— Start of Entries shown —
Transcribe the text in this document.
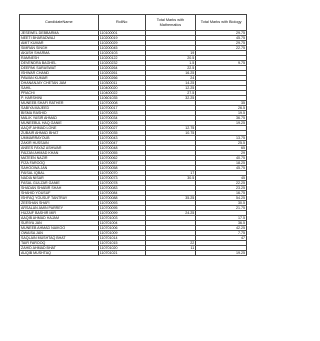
CandidateName	RollNo	Total Marks with Mathematics	Total Marks with Biology
JESEWEL DEBBARMA	110100001		29.75
NEETI BHARADWAJ	110200019		45.75
AMIT KUMAR	110200029		29.75
SIMRAN SINGH	110200045		22.75
AKASH SHARMA	110200103	19	
RAMNESH	110200122	20.5	
DEVENDRA BAGHEL	110200232	1.5	9.75
DEEPAK SARASWAT	110200264	22.5	
ISHWAR CHAND	110200261	16.25	
PAWAN KUMAR	110200266	24	
DHANANJAY CHETAN JAM	110300011	14.25	
SAHIL	110400020	12.25	
PRACHI	110400022	27.5	
P. HARSHINI	110601035	32.25	
MUNEEB SHAFI RATHER	110700008		35
SABIYA MAJEED	110700017		26.5
BISMA RASHID	110700033		19.5
MALIK YASIR AHMAD	110700034		36.75
MUNEEBUL HAQ GANIE	110700026		19.25
AAQIF AHMAD LONE	110700027	12.75	
ZUBAIR AHMAD BHAT	110700035	10.75	
UMMARRAYOUB	110700043		13.75
ZAKIR HUSSAIN	110700047		25.5
ANEES FAYAZ ASHWAR	110700048		65
FAIZAN AHMAD KHAN	110700055		29
MATEEN NAZIR	110700062		40.75
FIZA FAROOQ	110700057		18.25
SAHOOWA JAN	110700058		45.75
FAISAL IQBAL	110700070	17	
NADIA NISAR	110700073	30.5	45
FASAL GULZAR GANIE	110700078		22.25
SHADAN SHABIR SHAH	110700083		23.25
SHAHID YOUSUF	110700084		16.75
ISHFAQ YOUSUF TANTRAY	110700088	35.25	54.25
ZEESHAN SHAFI	110700093		30.5
ARSALAN AMIN PARREY	110700095		21.75
HUZAIF BASHIR MIR	110700099	24.25	
AAQIB AHMAD HAJAM	110701003		17.5
SURIYA JAN	110701004		36.5
MUNEEB AHMAD NAIKOO	110701006		42.25
OWAISA JAN	110701009		7.75
SAQLAIN MUSHTAQ BHAT	110701014		47
TAIR FAROOQ	110701015	22	
ZAHID AHMAD BHAT	110701020	11	
AUQIB MUSHTAQ	110701021		19.25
— End of Entries shown —
» Problem to solve: Exclude all images and restate the records above word for word.

» Response:
Transcribe the text in this document.
CandidateName	RollNo	Total Marks with Mathematics	Total Marks with Biology
JESEWEL DEBBARMA	110100001		29.75
NEETI BHARADWAJ	110200019		45.75
AMIT KUMAR	110200029		29.75
SIMRAN SINGH	110200045		22.75
AKASH SHARMA	110200103	19	
RAMNESH	110200122	20.5	
DEVENDRA BAGHEL	110200232	1.5	9.75
DEEPAK SARASWAT	110200264	22.5	
ISHWAR CHAND	110200261	16.25	
PAWAN KUMAR	110200266	24	
DHANANJAY CHETAN JAM	110300011	14.25	
SAHIL	110400020	12.25	
PRACHI	110400022	27.5	
P. HARSHINI	110601035	32.25	
MUNEEB SHAFI RATHER	110700008		35
SABIYA MAJEED	110700017		26.5
BISMA RASHID	110700033		19.5
MALIK YASIR AHMAD	110700034		36.75
MUNEEBUL HAQ GANIE	110700026		19.25
AAQIF AHMAD LONE	110700027	12.75	
ZUBAIR AHMAD BHAT	110700035	10.75	
UMMARRAYOUB	110700043		13.75
ZAKIR HUSSAIN	110700047		25.5
ANEES FAYAZ ASHWAR	110700048		65
FAIZAN AHMAD KHAN	110700055		29
MATEEN NAZIR	110700062		40.75
FIZA FAROOQ	110700057		18.25
SAHOOWA JAN	110700058		45.75
FAISAL IQBAL	110700070	17	
NADIA NISAR	110700073	30.5	45
FASAL GULZAR GANIE	110700078		22.25
SHADAN SHABIR SHAH	110700083		23.25
SHAHID YOUSUF	110700084		16.75
ISHFAQ YOUSUF TANTRAY	110700088	35.25	54.25
ZEESHAN SHAFI	110700093		30.5
ARSALAN AMIN PARREY	110700095		21.75
HUZAIF BASHIR MIR	110700099	24.25	
AAQIB AHMAD HAJAM	110701003		17.5
SURIYA JAN	110701004		36.5
MUNEEB AHMAD NAIKOO	110701006		42.25
OWAISA JAN	110701009		7.75
SAQLAIN MUSHTAQ BHAT	110701014		47
TAIR FAROOQ	110701015	22	
ZAHID AHMAD BHAT	110701020	11	
AUQIB MUSHTAQ	110701021		19.25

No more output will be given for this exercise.